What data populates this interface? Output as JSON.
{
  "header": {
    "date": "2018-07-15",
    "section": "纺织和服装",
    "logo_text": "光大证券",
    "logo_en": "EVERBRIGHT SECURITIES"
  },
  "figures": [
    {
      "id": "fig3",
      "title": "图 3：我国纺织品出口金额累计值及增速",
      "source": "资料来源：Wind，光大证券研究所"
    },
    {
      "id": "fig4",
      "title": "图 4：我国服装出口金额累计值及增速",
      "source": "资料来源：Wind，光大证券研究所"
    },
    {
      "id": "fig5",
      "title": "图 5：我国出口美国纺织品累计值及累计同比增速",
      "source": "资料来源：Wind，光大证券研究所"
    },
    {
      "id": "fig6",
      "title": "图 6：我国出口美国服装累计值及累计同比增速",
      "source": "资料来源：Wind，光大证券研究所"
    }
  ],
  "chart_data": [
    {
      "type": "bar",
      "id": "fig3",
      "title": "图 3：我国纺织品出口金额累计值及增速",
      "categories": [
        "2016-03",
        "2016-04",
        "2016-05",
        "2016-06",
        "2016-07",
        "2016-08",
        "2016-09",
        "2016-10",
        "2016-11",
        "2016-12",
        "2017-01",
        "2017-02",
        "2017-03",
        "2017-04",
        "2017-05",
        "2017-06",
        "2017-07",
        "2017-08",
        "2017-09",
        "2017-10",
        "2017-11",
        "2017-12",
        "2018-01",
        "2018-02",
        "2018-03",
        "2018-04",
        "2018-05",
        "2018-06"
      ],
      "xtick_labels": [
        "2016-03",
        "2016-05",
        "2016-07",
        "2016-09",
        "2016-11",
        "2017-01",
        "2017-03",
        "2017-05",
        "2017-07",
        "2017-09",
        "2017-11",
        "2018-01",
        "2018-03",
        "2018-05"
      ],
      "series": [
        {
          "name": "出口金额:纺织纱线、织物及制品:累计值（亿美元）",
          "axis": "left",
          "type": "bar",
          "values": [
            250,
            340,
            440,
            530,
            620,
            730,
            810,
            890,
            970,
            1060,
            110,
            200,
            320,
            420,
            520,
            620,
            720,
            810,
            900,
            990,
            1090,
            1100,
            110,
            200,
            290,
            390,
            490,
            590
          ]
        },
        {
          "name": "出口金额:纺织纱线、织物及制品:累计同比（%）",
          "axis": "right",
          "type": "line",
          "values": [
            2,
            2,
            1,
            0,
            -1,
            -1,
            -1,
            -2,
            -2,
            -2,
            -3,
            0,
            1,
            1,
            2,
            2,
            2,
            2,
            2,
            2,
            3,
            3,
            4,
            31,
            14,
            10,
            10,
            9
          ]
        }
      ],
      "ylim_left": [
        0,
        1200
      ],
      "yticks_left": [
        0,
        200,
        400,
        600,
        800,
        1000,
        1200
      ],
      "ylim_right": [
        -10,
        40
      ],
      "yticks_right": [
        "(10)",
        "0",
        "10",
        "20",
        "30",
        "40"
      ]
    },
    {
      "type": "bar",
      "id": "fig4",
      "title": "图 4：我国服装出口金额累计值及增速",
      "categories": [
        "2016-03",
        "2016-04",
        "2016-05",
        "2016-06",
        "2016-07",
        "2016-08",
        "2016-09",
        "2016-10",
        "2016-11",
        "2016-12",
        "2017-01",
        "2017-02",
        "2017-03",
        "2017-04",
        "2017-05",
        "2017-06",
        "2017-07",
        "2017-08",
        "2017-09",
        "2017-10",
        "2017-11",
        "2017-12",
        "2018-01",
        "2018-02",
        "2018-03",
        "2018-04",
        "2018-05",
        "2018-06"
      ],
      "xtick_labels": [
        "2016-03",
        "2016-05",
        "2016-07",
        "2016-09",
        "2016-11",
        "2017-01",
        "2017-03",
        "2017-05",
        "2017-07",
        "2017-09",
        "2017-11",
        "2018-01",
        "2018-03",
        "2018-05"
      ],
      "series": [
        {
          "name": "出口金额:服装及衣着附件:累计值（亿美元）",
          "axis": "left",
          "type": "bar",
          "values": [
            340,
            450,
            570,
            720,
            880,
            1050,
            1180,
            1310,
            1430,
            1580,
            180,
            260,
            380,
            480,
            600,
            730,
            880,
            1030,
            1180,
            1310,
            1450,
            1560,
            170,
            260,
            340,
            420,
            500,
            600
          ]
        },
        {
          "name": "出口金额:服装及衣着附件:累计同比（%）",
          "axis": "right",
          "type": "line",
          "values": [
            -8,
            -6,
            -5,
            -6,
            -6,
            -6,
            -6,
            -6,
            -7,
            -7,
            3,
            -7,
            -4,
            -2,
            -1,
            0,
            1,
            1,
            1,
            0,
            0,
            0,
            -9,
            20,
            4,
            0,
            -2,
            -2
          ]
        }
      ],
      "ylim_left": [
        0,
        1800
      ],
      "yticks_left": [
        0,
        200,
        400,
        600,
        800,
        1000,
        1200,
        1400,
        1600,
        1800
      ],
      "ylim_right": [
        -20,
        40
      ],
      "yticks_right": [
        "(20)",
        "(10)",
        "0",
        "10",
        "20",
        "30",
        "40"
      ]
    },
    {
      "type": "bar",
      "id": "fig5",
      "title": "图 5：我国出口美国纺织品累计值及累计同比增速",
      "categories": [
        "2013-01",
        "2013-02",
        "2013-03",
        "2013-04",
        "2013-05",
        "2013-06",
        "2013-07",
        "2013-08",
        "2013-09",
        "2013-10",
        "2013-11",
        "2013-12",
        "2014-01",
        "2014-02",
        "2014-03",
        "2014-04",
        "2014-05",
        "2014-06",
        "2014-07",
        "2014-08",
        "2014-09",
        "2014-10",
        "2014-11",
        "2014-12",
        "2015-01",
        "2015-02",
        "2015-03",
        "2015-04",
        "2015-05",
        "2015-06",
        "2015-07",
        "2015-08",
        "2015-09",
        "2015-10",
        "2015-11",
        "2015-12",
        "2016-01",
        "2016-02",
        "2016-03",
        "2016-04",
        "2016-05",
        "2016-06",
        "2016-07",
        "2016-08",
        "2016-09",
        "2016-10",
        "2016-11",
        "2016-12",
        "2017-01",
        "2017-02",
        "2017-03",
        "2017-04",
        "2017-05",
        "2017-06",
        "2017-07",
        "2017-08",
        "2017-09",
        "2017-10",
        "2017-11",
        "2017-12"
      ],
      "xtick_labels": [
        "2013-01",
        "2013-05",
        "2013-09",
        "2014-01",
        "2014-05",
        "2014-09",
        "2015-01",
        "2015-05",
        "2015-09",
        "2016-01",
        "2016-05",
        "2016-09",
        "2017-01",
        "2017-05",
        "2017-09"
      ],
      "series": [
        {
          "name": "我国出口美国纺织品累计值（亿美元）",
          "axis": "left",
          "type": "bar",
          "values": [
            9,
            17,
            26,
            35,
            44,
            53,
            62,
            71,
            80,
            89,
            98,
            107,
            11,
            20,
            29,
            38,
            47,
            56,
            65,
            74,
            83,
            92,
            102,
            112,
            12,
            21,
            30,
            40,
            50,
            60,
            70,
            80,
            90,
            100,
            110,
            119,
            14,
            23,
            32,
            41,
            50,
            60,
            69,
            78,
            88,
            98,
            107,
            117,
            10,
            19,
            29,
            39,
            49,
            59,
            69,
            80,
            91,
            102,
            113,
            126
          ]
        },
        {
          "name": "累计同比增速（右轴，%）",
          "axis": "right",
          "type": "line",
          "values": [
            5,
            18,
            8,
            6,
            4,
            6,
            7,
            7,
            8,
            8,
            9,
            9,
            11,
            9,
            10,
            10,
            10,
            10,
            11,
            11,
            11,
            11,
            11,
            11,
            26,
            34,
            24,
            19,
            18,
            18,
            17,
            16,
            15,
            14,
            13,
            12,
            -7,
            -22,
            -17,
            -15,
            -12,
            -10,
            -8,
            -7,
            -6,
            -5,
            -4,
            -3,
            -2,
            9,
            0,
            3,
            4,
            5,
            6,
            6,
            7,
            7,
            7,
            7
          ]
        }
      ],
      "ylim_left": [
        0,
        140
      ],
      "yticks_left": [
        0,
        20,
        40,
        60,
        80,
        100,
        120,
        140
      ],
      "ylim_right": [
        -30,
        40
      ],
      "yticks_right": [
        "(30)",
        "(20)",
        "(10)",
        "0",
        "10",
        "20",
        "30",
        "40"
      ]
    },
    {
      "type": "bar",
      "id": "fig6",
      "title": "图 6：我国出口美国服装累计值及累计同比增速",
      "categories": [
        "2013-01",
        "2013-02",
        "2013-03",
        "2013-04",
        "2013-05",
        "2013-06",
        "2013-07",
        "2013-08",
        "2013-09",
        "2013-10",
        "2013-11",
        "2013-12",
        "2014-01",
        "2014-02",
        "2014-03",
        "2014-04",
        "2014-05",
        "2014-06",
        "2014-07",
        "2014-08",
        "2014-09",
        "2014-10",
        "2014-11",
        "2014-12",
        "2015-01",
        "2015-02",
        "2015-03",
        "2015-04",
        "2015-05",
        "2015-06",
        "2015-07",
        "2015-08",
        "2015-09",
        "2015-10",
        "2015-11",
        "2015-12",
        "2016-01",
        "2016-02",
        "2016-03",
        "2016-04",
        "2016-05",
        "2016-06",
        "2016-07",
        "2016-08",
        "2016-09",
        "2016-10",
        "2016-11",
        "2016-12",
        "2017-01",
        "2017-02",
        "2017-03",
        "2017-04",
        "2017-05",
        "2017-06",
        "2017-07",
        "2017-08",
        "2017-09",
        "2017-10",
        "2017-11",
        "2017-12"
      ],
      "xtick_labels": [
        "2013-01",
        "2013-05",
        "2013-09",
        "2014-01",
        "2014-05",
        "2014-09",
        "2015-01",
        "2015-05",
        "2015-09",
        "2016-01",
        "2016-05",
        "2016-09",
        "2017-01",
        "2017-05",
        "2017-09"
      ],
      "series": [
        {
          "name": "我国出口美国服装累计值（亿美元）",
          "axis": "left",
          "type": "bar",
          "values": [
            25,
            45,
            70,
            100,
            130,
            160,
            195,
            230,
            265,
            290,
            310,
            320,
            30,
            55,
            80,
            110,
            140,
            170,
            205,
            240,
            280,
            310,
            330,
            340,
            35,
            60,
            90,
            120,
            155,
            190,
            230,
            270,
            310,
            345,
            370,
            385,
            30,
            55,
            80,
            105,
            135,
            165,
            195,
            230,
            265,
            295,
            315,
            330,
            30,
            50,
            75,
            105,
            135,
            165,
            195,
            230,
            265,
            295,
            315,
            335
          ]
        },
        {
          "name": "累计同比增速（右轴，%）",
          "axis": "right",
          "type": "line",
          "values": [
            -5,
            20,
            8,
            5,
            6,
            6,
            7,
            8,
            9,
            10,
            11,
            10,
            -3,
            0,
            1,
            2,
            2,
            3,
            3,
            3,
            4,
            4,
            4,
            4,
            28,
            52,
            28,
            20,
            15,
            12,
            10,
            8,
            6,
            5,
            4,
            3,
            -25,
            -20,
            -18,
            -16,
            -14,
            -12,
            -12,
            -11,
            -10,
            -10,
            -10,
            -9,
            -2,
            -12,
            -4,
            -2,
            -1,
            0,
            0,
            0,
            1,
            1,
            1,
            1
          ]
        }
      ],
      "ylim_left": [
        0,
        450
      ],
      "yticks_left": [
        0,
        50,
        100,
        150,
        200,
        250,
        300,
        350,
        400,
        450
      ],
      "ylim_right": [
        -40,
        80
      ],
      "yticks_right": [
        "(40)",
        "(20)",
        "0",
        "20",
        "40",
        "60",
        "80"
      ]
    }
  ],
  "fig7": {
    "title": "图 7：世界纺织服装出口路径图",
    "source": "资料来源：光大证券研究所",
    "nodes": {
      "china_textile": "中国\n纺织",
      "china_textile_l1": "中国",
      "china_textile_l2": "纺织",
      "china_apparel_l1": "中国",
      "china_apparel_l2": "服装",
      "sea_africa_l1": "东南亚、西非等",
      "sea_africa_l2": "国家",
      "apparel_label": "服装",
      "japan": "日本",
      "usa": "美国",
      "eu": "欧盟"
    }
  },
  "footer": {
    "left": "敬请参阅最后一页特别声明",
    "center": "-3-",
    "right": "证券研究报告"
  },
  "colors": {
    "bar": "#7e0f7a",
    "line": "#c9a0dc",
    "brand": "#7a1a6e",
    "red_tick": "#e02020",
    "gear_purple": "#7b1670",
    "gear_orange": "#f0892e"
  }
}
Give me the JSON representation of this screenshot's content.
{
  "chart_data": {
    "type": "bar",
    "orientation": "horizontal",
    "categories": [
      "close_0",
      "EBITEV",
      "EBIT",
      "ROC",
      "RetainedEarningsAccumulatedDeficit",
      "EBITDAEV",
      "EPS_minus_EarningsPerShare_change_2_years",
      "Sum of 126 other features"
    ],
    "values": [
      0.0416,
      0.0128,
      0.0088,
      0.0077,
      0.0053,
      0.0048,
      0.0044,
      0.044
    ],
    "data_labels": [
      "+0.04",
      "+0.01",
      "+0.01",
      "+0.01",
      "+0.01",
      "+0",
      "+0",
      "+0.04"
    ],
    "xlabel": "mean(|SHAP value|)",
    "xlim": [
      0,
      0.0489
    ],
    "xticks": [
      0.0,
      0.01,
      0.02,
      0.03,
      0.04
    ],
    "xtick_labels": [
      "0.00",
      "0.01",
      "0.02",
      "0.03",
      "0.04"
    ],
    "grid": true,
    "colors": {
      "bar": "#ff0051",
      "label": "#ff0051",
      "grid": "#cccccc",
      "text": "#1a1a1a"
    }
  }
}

○ ○ ○ ○

Exercise instructions:
Out of the material above, gather each line where "this" appears.

Correct output:
What data populates this interface? Output as JSON.
Give me the JSON representation of this screenshot's content.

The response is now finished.